Work to be completed.
Omit the pictures, then reproduce every remaining record exactly.

Records shown.
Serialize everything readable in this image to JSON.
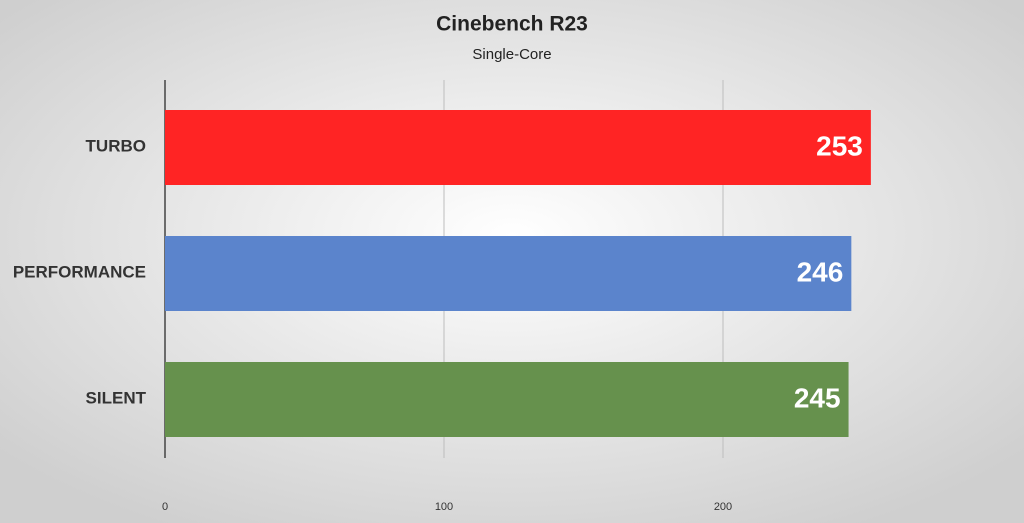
{
  "chart_data": {
    "type": "barh",
    "title": "Cinebench R23",
    "subtitle": "Single-Core",
    "categories": [
      "TURBO",
      "PERFORMANCE",
      "SILENT"
    ],
    "values": [
      253,
      246,
      245
    ],
    "colors": [
      "#ff2424",
      "#5b84cc",
      "#66914d"
    ],
    "xlim": [
      0,
      300
    ],
    "xticks": [
      0,
      100,
      200
    ],
    "grid": true
  }
}
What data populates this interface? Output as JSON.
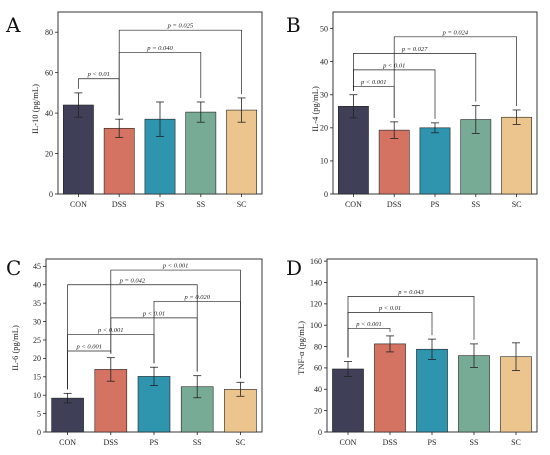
{
  "colors": [
    "#3f4058",
    "#d47361",
    "#2f94ad",
    "#78ab96",
    "#ebc48e"
  ],
  "chart_data": [
    {
      "type": "bar",
      "panel": "A",
      "categories": [
        "CON",
        "DSS",
        "PS",
        "SS",
        "SC"
      ],
      "values": [
        44,
        32.5,
        37,
        40.5,
        41.5
      ],
      "errors": [
        6,
        4.5,
        8.5,
        5,
        6
      ],
      "ylabel": "IL-10 (pg/mL)",
      "ylim": [
        0,
        90
      ],
      "yticks": [
        0,
        20,
        40,
        60,
        80
      ],
      "yticks_labels": [
        "0",
        "20",
        "40",
        "60",
        "80"
      ],
      "comparisons": [
        {
          "from": 0,
          "to": 1,
          "y": 57,
          "label": "p < 0.01"
        },
        {
          "from": 1,
          "to": 3,
          "y": 70,
          "label": "p = 0.040"
        },
        {
          "from": 1,
          "to": 4,
          "y": 81,
          "label": "p = 0.025"
        }
      ]
    },
    {
      "type": "bar",
      "panel": "B",
      "categories": [
        "CON",
        "DSS",
        "PS",
        "SS",
        "SC"
      ],
      "values": [
        26.5,
        19.3,
        20,
        22.5,
        23.2
      ],
      "errors": [
        3.5,
        2.5,
        1.5,
        4.2,
        2.2
      ],
      "ylabel": "IL-4 (pg/mL)",
      "ylim": [
        0,
        55
      ],
      "yticks": [
        0,
        10,
        20,
        30,
        40,
        50
      ],
      "yticks_labels": [
        "0",
        "10",
        "20",
        "30",
        "40",
        "50"
      ],
      "comparisons": [
        {
          "from": 0,
          "to": 1,
          "y": 32.5,
          "label": "p < 0.001"
        },
        {
          "from": 0,
          "to": 2,
          "y": 37.5,
          "label": "p < 0.01"
        },
        {
          "from": 0,
          "to": 3,
          "y": 42.5,
          "label": "p = 0.027"
        },
        {
          "from": 1,
          "to": 4,
          "y": 47.5,
          "label": "p = 0.024"
        }
      ]
    },
    {
      "type": "bar",
      "panel": "C",
      "categories": [
        "CON",
        "DSS",
        "PS",
        "SS",
        "SC"
      ],
      "values": [
        9.2,
        17,
        15.1,
        12.3,
        11.6
      ],
      "errors": [
        1.3,
        3.2,
        2.5,
        3,
        1.9
      ],
      "ylabel": "IL-6 (pg/mL)",
      "ylim": [
        0,
        47
      ],
      "yticks": [
        0,
        5,
        10,
        15,
        20,
        25,
        30,
        35,
        40,
        45
      ],
      "yticks_labels": [
        "0",
        "5",
        "10",
        "15",
        "20",
        "25",
        "30",
        "35",
        "40",
        "45"
      ],
      "comparisons": [
        {
          "from": 0,
          "to": 1,
          "y": 22,
          "label": "p < 0.001"
        },
        {
          "from": 0,
          "to": 2,
          "y": 26.5,
          "label": "p < 0.001"
        },
        {
          "from": 1,
          "to": 3,
          "y": 31,
          "label": "p < 0.01"
        },
        {
          "from": 2,
          "to": 4,
          "y": 35.5,
          "label": "p = 0.020"
        },
        {
          "from": 0,
          "to": 3,
          "y": 40,
          "label": "p = 0.042"
        },
        {
          "from": 1,
          "to": 4,
          "y": 44,
          "label": "p < 0.001"
        }
      ]
    },
    {
      "type": "bar",
      "panel": "D",
      "categories": [
        "CON",
        "DSS",
        "PS",
        "SS",
        "SC"
      ],
      "values": [
        59,
        82.5,
        77.5,
        71.5,
        70.5
      ],
      "errors": [
        7,
        7.5,
        9.5,
        11,
        13
      ],
      "ylabel": "TNF-α (pg/mL)",
      "ylim": [
        0,
        162
      ],
      "yticks": [
        0,
        20,
        40,
        60,
        80,
        100,
        120,
        140,
        160
      ],
      "yticks_labels": [
        "0",
        "20",
        "40",
        "60",
        "80",
        "100",
        "120",
        "140",
        "160"
      ],
      "comparisons": [
        {
          "from": 0,
          "to": 1,
          "y": 97,
          "label": "p < 0.001"
        },
        {
          "from": 0,
          "to": 2,
          "y": 112,
          "label": "p < 0.01"
        },
        {
          "from": 0,
          "to": 3,
          "y": 127,
          "label": "p = 0.043"
        }
      ]
    }
  ]
}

Answer to this task.
Serialize everything readable in this image to JSON.
{
  "chart_data": {
    "type": "barh",
    "title": "Cinebench R23",
    "subtitle": "Single-Core",
    "categories": [
      "TURBO",
      "PERFORMANCE",
      "SILENT"
    ],
    "values": [
      253,
      246,
      245
    ],
    "colors": [
      "#ff2424",
      "#5b84cc",
      "#66914d"
    ],
    "xlim": [
      0,
      300
    ],
    "xticks": [
      0,
      100,
      200
    ],
    "grid": true
  }
}
What data populates this interface? Output as JSON.
{
  "colors": [
    "#3f4058",
    "#d47361",
    "#2f94ad",
    "#78ab96",
    "#ebc48e"
  ],
  "chart_data": [
    {
      "type": "bar",
      "panel": "A",
      "categories": [
        "CON",
        "DSS",
        "PS",
        "SS",
        "SC"
      ],
      "values": [
        44,
        32.5,
        37,
        40.5,
        41.5
      ],
      "errors": [
        6,
        4.5,
        8.5,
        5,
        6
      ],
      "ylabel": "IL-10 (pg/mL)",
      "ylim": [
        0,
        90
      ],
      "yticks": [
        0,
        20,
        40,
        60,
        80
      ],
      "yticks_labels": [
        "0",
        "20",
        "40",
        "60",
        "80"
      ],
      "comparisons": [
        {
          "from": 0,
          "to": 1,
          "y": 57,
          "label": "p < 0.01"
        },
        {
          "from": 1,
          "to": 3,
          "y": 70,
          "label": "p = 0.040"
        },
        {
          "from": 1,
          "to": 4,
          "y": 81,
          "label": "p = 0.025"
        }
      ]
    },
    {
      "type": "bar",
      "panel": "B",
      "categories": [
        "CON",
        "DSS",
        "PS",
        "SS",
        "SC"
      ],
      "values": [
        26.5,
        19.3,
        20,
        22.5,
        23.2
      ],
      "errors": [
        3.5,
        2.5,
        1.5,
        4.2,
        2.2
      ],
      "ylabel": "IL-4 (pg/mL)",
      "ylim": [
        0,
        55
      ],
      "yticks": [
        0,
        10,
        20,
        30,
        40,
        50
      ],
      "yticks_labels": [
        "0",
        "10",
        "20",
        "30",
        "40",
        "50"
      ],
      "comparisons": [
        {
          "from": 0,
          "to": 1,
          "y": 32.5,
          "label": "p < 0.001"
        },
        {
          "from": 0,
          "to": 2,
          "y": 37.5,
          "label": "p < 0.01"
        },
        {
          "from": 0,
          "to": 3,
          "y": 42.5,
          "label": "p = 0.027"
        },
        {
          "from": 1,
          "to": 4,
          "y": 47.5,
          "label": "p = 0.024"
        }
      ]
    },
    {
      "type": "bar",
      "panel": "C",
      "categories": [
        "CON",
        "DSS",
        "PS",
        "SS",
        "SC"
      ],
      "values": [
        9.2,
        17,
        15.1,
        12.3,
        11.6
      ],
      "errors": [
        1.3,
        3.2,
        2.5,
        3,
        1.9
      ],
      "ylabel": "IL-6 (pg/mL)",
      "ylim": [
        0,
        47
      ],
      "yticks": [
        0,
        5,
        10,
        15,
        20,
        25,
        30,
        35,
        40,
        45
      ],
      "yticks_labels": [
        "0",
        "5",
        "10",
        "15",
        "20",
        "25",
        "30",
        "35",
        "40",
        "45"
      ],
      "comparisons": [
        {
          "from": 0,
          "to": 1,
          "y": 22,
          "label": "p < 0.001"
        },
        {
          "from": 0,
          "to": 2,
          "y": 26.5,
          "label": "p < 0.001"
        },
        {
          "from": 1,
          "to": 3,
          "y": 31,
          "label": "p < 0.01"
        },
        {
          "from": 2,
          "to": 4,
          "y": 35.5,
          "label": "p = 0.020"
        },
        {
          "from": 0,
          "to": 3,
          "y": 40,
          "label": "p = 0.042"
        },
        {
          "from": 1,
          "to": 4,
          "y": 44,
          "label": "p < 0.001"
        }
      ]
    },
    {
      "type": "bar",
      "panel": "D",
      "categories": [
        "CON",
        "DSS",
        "PS",
        "SS",
        "SC"
      ],
      "values": [
        59,
        82.5,
        77.5,
        71.5,
        70.5
      ],
      "errors": [
        7,
        7.5,
        9.5,
        11,
        13
      ],
      "ylabel": "TNF-α (pg/mL)",
      "ylim": [
        0,
        162
      ],
      "yticks": [
        0,
        20,
        40,
        60,
        80,
        100,
        120,
        140,
        160
      ],
      "yticks_labels": [
        "0",
        "20",
        "40",
        "60",
        "80",
        "100",
        "120",
        "140",
        "160"
      ],
      "comparisons": [
        {
          "from": 0,
          "to": 1,
          "y": 97,
          "label": "p < 0.001"
        },
        {
          "from": 0,
          "to": 2,
          "y": 112,
          "label": "p < 0.01"
        },
        {
          "from": 0,
          "to": 3,
          "y": 127,
          "label": "p = 0.043"
        }
      ]
    }
  ]
}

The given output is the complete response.